Extracted entries START
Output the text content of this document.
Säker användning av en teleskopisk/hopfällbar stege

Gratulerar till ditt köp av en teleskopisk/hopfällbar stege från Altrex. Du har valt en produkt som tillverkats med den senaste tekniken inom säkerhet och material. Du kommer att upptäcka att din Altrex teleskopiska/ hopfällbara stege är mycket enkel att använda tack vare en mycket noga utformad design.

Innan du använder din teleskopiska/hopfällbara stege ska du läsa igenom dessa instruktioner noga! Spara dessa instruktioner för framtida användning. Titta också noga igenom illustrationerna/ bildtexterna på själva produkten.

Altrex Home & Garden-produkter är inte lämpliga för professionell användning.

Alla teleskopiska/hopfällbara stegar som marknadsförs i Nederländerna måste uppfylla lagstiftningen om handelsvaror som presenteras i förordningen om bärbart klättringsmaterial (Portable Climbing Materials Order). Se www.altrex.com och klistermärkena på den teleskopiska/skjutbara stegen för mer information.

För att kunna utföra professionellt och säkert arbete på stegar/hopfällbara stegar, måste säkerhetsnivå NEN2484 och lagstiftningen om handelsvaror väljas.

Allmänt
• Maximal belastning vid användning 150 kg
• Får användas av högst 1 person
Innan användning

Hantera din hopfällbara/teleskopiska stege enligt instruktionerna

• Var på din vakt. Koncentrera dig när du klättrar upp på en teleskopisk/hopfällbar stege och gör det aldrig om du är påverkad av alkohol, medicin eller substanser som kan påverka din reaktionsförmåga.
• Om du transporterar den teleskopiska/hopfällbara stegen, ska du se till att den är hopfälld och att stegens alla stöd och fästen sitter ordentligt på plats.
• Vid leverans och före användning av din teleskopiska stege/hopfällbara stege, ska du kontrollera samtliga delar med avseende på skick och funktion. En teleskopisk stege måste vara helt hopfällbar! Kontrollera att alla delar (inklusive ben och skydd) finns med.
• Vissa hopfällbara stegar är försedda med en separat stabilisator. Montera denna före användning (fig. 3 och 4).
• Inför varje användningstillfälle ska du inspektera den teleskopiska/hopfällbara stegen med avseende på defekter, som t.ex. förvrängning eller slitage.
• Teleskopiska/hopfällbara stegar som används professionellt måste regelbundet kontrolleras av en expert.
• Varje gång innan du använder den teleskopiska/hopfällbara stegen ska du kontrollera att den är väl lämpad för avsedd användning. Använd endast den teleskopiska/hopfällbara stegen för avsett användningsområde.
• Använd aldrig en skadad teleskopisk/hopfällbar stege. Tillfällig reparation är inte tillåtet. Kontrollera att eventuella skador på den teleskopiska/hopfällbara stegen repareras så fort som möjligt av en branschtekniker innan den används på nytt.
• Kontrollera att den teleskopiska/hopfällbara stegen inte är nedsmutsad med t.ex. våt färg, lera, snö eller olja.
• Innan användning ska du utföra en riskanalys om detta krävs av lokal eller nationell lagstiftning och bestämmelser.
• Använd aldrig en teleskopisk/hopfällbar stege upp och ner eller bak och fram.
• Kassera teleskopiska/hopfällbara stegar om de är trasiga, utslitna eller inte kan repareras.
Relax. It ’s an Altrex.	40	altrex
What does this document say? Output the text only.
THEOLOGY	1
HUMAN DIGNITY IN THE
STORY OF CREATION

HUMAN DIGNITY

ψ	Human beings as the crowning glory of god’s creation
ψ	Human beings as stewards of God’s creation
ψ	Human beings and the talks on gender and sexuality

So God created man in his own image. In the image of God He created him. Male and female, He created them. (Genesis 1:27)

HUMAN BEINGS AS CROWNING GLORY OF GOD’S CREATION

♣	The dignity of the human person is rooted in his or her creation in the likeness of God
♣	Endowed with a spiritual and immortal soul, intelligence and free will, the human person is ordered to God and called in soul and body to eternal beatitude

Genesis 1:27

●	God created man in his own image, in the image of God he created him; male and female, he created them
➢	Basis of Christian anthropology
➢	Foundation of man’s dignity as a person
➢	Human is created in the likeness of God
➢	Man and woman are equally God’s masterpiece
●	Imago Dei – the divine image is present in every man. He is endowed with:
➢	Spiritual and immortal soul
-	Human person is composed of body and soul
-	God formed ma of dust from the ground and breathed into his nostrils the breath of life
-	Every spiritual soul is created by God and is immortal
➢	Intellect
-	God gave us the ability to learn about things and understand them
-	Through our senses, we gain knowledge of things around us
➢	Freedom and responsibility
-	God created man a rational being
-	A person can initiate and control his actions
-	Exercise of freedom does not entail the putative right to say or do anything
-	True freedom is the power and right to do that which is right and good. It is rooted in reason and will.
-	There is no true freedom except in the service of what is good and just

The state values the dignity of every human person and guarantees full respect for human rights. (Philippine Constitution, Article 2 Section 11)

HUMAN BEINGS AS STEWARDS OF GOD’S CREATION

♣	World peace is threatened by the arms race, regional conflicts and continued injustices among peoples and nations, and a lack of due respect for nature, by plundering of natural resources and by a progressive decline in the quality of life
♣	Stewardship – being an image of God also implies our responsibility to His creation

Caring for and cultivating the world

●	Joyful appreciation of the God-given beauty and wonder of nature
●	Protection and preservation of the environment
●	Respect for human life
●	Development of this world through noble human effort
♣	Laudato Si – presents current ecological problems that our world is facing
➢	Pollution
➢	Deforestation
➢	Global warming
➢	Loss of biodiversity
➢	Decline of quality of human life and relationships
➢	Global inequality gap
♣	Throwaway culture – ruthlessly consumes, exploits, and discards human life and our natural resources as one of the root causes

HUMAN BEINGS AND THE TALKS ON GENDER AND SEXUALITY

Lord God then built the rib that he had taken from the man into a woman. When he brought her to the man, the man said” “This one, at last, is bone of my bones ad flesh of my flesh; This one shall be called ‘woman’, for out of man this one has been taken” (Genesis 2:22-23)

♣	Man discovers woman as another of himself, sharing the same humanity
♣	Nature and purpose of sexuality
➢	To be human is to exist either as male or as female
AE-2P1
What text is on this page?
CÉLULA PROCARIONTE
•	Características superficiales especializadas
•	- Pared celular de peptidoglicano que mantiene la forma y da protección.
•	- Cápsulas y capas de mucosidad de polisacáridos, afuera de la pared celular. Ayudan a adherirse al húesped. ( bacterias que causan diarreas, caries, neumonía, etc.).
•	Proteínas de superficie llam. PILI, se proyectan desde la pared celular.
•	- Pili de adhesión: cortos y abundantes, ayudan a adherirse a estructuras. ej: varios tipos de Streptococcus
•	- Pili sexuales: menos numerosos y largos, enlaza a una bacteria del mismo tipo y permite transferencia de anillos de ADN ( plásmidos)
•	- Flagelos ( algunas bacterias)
Extracted entries END
What this task involves:
None of the lines above may be skipped. Transcribe each one exactly.

Answer area:
Output the text content of this document.
Säker användning av en teleskopisk/hopfällbar stege

Gratulerar till ditt köp av en teleskopisk/hopfällbar stege från Altrex. Du har valt en produkt som tillverkats med den senaste tekniken inom säkerhet och material. Du kommer att upptäcka att din Altrex teleskopiska/ hopfällbara stege är mycket enkel att använda tack vare en mycket noga utformad design.

Innan du använder din teleskopiska/hopfällbara stege ska du läsa igenom dessa instruktioner noga! Spara dessa instruktioner för framtida användning. Titta också noga igenom illustrationerna/ bildtexterna på själva produkten.

Altrex Home & Garden-produkter är inte lämpliga för professionell användning.

Alla teleskopiska/hopfällbara stegar som marknadsförs i Nederländerna måste uppfylla lagstiftningen om handelsvaror som presenteras i förordningen om bärbart klättringsmaterial (Portable Climbing Materials Order). Se www.altrex.com och klistermärkena på den teleskopiska/skjutbara stegen för mer information.

För att kunna utföra professionellt och säkert arbete på stegar/hopfällbara stegar, måste säkerhetsnivå NEN2484 och lagstiftningen om handelsvaror väljas.

Allmänt
• Maximal belastning vid användning 150 kg
• Får användas av högst 1 person
Innan användning

Hantera din hopfällbara/teleskopiska stege enligt instruktionerna

• Var på din vakt. Koncentrera dig när du klättrar upp på en teleskopisk/hopfällbar stege och gör det aldrig om du är påverkad av alkohol, medicin eller substanser som kan påverka din reaktionsförmåga.
• Om du transporterar den teleskopiska/hopfällbara stegen, ska du se till att den är hopfälld och att stegens alla stöd och fästen sitter ordentligt på plats.
• Vid leverans och före användning av din teleskopiska stege/hopfällbara stege, ska du kontrollera samtliga delar med avseende på skick och funktion. En teleskopisk stege måste vara helt hopfällbar! Kontrollera att alla delar (inklusive ben och skydd) finns med.
• Vissa hopfällbara stegar är försedda med en separat stabilisator. Montera denna före användning (fig. 3 och 4).
• Inför varje användningstillfälle ska du inspektera den teleskopiska/hopfällbara stegen med avseende på defekter, som t.ex. förvrängning eller slitage.
• Teleskopiska/hopfällbara stegar som används professionellt måste regelbundet kontrolleras av en expert.
• Varje gång innan du använder den teleskopiska/hopfällbara stegen ska du kontrollera att den är väl lämpad för avsedd användning. Använd endast den teleskopiska/hopfällbara stegen för avsett användningsområde.
• Använd aldrig en skadad teleskopisk/hopfällbar stege. Tillfällig reparation är inte tillåtet. Kontrollera att eventuella skador på den teleskopiska/hopfällbara stegen repareras så fort som möjligt av en branschtekniker innan den används på nytt.
• Kontrollera att den teleskopiska/hopfällbara stegen inte är nedsmutsad med t.ex. våt färg, lera, snö eller olja.
• Innan användning ska du utföra en riskanalys om detta krävs av lokal eller nationell lagstiftning och bestämmelser.
• Använd aldrig en teleskopisk/hopfällbar stege upp och ner eller bak och fram.
• Kassera teleskopiska/hopfällbara stegar om de är trasiga, utslitna eller inte kan repareras.
Relax. It ’s an Altrex.	40	altrex
What does this document say? Output the text only.
THEOLOGY	1
HUMAN DIGNITY IN THE
STORY OF CREATION

HUMAN DIGNITY

ψ	Human beings as the crowning glory of god’s creation
ψ	Human beings as stewards of God’s creation
ψ	Human beings and the talks on gender and sexuality

So God created man in his own image. In the image of God He created him. Male and female, He created them. (Genesis 1:27)

HUMAN BEINGS AS CROWNING GLORY OF GOD’S CREATION

♣	The dignity of the human person is rooted in his or her creation in the likeness of God
♣	Endowed with a spiritual and immortal soul, intelligence and free will, the human person is ordered to God and called in soul and body to eternal beatitude

Genesis 1:27

●	God created man in his own image, in the image of God he created him; male and female, he created them
➢	Basis of Christian anthropology
➢	Foundation of man’s dignity as a person
➢	Human is created in the likeness of God
➢	Man and woman are equally God’s masterpiece
●	Imago Dei – the divine image is present in every man. He is endowed with:
➢	Spiritual and immortal soul
-	Human person is composed of body and soul
-	God formed ma of dust from the ground and breathed into his nostrils the breath of life
-	Every spiritual soul is created by God and is immortal
➢	Intellect
-	God gave us the ability to learn about things and understand them
-	Through our senses, we gain knowledge of things around us
➢	Freedom and responsibility
-	God created man a rational being
-	A person can initiate and control his actions
-	Exercise of freedom does not entail the putative right to say or do anything
-	True freedom is the power and right to do that which is right and good. It is rooted in reason and will.
-	There is no true freedom except in the service of what is good and just

The state values the dignity of every human person and guarantees full respect for human rights. (Philippine Constitution, Article 2 Section 11)

HUMAN BEINGS AS STEWARDS OF GOD’S CREATION

♣	World peace is threatened by the arms race, regional conflicts and continued injustices among peoples and nations, and a lack of due respect for nature, by plundering of natural resources and by a progressive decline in the quality of life
♣	Stewardship – being an image of God also implies our responsibility to His creation

Caring for and cultivating the world

●	Joyful appreciation of the God-given beauty and wonder of nature
●	Protection and preservation of the environment
●	Respect for human life
●	Development of this world through noble human effort
♣	Laudato Si – presents current ecological problems that our world is facing
➢	Pollution
➢	Deforestation
➢	Global warming
➢	Loss of biodiversity
➢	Decline of quality of human life and relationships
➢	Global inequality gap
♣	Throwaway culture – ruthlessly consumes, exploits, and discards human life and our natural resources as one of the root causes

HUMAN BEINGS AND THE TALKS ON GENDER AND SEXUALITY

Lord God then built the rib that he had taken from the man into a woman. When he brought her to the man, the man said” “This one, at last, is bone of my bones ad flesh of my flesh; This one shall be called ‘woman’, for out of man this one has been taken” (Genesis 2:22-23)

♣	Man discovers woman as another of himself, sharing the same humanity
♣	Nature and purpose of sexuality
➢	To be human is to exist either as male or as female
AE-2P1
What text is on this page?
CÉLULA PROCARIONTE
•	Características superficiales especializadas
•	- Pared celular de peptidoglicano que mantiene la forma y da protección.
•	- Cápsulas y capas de mucosidad de polisacáridos, afuera de la pared celular. Ayudan a adherirse al húesped. ( bacterias que causan diarreas, caries, neumonía, etc.).
•	Proteínas de superficie llam. PILI, se proyectan desde la pared celular.
•	- Pili de adhesión: cortos y abundantes, ayudan a adherirse a estructuras. ej: varios tipos de Streptococcus
•	- Pili sexuales: menos numerosos y largos, enlaza a una bacteria del mismo tipo y permite transferencia de anillos de ADN ( plásmidos)
•	- Flagelos ( algunas bacterias)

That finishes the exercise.